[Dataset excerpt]
--

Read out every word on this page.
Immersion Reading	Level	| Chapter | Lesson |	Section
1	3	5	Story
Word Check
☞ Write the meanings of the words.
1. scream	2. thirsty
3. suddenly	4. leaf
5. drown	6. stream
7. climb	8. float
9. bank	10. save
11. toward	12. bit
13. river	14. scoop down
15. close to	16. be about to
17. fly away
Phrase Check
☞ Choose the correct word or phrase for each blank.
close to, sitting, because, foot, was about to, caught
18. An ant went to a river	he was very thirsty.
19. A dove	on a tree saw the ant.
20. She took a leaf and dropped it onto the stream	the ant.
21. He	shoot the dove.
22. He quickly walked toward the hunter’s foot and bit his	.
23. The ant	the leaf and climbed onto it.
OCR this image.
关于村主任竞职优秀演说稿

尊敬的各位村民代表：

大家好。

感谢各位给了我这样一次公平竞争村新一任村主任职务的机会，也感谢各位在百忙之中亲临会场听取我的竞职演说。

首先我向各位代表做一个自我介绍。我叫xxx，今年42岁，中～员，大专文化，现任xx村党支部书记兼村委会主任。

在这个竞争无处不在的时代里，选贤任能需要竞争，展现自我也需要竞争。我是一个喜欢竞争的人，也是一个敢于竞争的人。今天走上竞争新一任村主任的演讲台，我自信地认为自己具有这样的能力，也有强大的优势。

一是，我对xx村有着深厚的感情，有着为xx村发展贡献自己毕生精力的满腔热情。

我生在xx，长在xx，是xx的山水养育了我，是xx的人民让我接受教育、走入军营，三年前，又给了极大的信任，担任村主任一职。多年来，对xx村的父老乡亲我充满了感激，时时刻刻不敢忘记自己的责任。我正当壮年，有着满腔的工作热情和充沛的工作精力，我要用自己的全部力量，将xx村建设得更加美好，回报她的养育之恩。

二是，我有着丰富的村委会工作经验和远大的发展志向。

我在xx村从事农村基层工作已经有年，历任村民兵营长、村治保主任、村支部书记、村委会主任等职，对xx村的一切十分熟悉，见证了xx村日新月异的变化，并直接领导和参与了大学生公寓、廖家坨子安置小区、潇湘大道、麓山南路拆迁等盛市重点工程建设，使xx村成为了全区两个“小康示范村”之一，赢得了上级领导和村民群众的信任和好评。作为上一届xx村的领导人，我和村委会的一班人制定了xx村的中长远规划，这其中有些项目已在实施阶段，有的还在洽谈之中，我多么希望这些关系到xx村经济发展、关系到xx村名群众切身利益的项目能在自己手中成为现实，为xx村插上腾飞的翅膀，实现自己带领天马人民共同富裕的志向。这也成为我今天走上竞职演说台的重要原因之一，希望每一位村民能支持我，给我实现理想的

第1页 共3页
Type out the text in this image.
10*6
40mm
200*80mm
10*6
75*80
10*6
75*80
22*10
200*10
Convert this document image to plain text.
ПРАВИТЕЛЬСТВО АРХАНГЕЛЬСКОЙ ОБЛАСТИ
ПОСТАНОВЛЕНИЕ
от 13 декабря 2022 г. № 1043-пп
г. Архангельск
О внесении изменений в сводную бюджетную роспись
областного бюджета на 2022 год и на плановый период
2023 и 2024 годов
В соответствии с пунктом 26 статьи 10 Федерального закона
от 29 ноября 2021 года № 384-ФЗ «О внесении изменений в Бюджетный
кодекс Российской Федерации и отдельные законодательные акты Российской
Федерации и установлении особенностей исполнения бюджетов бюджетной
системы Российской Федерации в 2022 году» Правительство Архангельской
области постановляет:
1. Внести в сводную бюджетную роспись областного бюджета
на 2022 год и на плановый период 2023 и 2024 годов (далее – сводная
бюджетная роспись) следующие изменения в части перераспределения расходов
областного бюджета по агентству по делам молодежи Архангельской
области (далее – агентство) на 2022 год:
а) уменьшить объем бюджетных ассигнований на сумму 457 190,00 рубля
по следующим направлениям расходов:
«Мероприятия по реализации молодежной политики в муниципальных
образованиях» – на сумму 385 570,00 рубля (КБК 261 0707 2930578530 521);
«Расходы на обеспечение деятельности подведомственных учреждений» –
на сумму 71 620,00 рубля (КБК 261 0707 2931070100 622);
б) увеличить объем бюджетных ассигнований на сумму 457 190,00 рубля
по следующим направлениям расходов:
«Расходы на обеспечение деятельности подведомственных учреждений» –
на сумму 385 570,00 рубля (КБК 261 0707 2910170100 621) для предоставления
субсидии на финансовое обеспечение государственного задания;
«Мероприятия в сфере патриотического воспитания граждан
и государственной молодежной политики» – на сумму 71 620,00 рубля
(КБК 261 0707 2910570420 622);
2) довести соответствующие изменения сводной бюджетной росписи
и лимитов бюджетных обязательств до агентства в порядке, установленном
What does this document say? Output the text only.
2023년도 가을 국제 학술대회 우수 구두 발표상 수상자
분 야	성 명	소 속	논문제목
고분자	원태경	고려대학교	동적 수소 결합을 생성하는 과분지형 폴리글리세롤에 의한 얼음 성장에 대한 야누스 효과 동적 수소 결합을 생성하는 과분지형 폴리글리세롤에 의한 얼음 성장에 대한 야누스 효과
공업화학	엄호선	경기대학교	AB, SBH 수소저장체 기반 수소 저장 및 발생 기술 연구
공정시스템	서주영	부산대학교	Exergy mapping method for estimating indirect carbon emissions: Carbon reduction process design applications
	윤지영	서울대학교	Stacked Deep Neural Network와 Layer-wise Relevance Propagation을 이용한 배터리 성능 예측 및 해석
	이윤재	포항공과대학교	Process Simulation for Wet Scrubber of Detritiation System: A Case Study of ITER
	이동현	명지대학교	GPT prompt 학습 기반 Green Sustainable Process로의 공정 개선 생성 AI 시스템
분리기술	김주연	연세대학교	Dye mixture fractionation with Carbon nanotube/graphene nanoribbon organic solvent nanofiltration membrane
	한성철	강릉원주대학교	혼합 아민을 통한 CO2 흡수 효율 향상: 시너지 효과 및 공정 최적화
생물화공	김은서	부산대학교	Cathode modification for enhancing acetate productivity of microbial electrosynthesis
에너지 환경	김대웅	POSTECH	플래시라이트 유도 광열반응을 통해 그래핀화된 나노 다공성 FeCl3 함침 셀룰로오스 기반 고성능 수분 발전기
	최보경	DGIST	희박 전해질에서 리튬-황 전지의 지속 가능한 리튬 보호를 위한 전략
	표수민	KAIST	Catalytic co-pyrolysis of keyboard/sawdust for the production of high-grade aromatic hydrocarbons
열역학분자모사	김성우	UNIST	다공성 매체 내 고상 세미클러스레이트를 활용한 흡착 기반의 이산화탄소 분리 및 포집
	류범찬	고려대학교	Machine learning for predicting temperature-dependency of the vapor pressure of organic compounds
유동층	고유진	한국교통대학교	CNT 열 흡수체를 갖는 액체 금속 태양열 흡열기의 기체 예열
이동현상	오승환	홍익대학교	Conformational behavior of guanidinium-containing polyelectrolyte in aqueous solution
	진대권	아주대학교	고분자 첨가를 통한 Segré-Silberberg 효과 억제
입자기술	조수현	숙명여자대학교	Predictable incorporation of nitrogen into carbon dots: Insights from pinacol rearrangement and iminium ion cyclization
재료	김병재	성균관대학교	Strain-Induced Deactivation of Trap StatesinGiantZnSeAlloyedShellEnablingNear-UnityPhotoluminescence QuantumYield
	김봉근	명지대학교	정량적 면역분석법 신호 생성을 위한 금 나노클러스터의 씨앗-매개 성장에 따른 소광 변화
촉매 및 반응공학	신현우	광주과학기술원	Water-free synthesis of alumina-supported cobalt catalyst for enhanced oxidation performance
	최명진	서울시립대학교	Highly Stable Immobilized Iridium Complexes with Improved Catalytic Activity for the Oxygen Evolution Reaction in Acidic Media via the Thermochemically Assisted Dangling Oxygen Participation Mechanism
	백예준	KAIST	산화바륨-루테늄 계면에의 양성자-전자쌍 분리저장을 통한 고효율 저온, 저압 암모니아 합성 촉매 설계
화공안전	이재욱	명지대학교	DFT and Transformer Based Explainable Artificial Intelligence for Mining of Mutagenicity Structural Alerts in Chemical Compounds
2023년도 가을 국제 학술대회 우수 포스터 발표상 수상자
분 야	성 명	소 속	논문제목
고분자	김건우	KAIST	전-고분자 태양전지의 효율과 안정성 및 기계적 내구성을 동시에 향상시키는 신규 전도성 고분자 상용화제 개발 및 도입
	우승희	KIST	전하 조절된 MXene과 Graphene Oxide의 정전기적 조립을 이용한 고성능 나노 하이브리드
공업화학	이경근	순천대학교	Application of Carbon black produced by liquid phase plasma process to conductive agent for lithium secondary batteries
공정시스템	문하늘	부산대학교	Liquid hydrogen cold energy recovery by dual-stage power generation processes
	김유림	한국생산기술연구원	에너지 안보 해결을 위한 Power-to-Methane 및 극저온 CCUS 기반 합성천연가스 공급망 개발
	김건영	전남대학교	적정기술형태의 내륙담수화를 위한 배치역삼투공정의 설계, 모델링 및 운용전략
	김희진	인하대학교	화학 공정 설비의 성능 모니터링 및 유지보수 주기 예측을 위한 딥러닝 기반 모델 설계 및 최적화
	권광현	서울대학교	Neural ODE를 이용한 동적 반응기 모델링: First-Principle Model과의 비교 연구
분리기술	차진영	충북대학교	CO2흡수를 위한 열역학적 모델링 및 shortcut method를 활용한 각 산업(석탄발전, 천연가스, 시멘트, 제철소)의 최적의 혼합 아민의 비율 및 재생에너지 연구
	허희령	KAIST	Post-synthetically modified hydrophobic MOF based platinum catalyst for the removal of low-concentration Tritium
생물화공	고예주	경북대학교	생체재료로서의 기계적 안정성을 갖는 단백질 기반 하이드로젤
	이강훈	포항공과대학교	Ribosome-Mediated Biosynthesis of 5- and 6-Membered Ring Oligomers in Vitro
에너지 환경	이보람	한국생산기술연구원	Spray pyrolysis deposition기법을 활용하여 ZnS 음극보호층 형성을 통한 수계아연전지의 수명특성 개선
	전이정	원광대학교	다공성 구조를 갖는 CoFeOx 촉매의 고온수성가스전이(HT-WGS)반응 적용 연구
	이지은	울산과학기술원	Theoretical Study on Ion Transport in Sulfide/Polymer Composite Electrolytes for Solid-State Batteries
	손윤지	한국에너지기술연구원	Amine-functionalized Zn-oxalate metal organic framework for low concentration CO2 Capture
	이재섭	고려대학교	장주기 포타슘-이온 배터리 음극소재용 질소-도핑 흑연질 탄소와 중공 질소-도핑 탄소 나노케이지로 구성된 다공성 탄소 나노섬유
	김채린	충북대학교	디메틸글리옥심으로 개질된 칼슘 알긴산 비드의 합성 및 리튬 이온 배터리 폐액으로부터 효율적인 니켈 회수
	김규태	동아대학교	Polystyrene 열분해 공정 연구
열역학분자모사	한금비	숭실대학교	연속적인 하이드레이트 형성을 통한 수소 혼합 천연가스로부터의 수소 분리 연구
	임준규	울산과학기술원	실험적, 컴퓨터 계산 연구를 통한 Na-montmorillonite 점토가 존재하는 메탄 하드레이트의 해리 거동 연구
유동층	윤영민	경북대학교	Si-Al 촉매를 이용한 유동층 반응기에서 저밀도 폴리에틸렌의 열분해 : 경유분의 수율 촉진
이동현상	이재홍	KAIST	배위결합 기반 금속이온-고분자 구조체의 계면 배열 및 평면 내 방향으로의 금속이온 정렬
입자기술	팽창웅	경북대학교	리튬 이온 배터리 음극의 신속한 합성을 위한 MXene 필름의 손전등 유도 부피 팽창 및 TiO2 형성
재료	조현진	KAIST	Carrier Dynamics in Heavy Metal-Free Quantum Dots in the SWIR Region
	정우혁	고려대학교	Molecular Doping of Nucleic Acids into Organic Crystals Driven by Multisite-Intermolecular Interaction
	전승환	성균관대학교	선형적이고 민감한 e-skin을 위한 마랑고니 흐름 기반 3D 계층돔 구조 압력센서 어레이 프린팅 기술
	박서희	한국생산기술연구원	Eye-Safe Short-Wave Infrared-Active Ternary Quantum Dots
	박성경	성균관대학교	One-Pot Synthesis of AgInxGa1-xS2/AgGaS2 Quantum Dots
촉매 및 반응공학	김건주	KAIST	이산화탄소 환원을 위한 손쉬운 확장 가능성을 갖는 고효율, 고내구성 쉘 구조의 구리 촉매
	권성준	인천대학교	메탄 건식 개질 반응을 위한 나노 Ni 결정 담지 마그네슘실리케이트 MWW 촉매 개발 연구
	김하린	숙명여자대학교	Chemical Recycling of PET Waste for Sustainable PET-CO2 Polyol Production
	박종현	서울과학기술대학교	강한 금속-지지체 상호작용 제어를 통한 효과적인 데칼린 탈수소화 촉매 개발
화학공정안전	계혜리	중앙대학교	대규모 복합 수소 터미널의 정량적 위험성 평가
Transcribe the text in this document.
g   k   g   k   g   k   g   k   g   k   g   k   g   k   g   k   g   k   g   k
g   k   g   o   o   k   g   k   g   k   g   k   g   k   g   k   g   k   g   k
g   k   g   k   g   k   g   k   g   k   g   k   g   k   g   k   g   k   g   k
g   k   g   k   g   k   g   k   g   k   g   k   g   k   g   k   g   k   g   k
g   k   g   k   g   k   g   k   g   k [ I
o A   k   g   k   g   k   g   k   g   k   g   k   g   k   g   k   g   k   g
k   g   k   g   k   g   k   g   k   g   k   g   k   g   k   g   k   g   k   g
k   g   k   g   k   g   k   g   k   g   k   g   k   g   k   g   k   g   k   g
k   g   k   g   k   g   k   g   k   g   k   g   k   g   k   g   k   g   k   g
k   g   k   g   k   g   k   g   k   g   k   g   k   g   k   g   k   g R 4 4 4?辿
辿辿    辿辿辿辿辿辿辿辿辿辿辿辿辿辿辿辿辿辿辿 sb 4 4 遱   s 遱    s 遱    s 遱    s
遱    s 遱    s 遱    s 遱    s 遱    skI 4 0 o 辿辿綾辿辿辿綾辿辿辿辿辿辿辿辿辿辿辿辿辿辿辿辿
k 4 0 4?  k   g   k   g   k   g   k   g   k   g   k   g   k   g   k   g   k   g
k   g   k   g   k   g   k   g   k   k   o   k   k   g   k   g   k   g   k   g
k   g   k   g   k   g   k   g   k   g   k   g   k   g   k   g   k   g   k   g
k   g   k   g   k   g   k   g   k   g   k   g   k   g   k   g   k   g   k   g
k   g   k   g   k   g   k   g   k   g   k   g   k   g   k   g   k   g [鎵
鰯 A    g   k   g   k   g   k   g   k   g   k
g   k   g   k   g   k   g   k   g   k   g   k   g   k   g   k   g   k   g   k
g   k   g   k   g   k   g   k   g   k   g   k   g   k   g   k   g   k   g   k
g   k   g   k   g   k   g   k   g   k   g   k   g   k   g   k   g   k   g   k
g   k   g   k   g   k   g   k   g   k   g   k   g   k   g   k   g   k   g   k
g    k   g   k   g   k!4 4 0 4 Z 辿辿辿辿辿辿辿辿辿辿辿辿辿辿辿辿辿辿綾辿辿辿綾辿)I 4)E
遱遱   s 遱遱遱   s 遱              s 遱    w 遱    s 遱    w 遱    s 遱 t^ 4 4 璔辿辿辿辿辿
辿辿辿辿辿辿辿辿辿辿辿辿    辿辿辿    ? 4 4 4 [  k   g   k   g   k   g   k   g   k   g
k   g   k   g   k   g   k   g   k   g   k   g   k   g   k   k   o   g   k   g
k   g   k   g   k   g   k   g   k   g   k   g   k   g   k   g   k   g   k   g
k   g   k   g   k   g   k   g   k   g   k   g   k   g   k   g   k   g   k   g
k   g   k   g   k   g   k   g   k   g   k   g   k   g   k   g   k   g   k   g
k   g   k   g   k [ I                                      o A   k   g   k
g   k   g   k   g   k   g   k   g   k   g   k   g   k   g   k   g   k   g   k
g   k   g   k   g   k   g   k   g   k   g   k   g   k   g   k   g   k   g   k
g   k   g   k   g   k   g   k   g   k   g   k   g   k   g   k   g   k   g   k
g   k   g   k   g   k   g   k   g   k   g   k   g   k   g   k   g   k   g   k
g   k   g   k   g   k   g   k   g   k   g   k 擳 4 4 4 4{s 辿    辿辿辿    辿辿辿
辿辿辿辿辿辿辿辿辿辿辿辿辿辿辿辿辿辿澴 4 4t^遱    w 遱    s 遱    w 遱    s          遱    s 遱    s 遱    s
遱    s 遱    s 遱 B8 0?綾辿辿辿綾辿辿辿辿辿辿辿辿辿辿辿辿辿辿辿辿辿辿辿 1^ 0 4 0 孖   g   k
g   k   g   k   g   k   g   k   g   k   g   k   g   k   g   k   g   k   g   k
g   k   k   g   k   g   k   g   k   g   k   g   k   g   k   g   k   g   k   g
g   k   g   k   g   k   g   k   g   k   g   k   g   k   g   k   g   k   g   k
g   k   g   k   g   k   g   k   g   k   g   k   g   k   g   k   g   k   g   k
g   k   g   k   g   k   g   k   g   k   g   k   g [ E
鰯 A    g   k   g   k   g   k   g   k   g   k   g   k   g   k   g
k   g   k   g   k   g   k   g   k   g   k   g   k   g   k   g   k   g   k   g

--

# [Task directions]
Search the entries for the word "한국생산기술연구원", then gather every line that has it.

# [Solution to the exercise]
	김유림	한국생산기술연구원	에너지 안보 해결을 위한 Power-to-Methane 및 극저온 CCUS 기반 합성천연가스 공급망 개발
에너지 환경	이보람	한국생산기술연구원	Spray pyrolysis deposition기법을 활용하여 ZnS 음극보호층 형성을 통한 수계아연전지의 수명특성 개선
	박서희	한국생산기술연구원	Eye-Safe Short-Wave Infrared-Active Ternary Quantum Dots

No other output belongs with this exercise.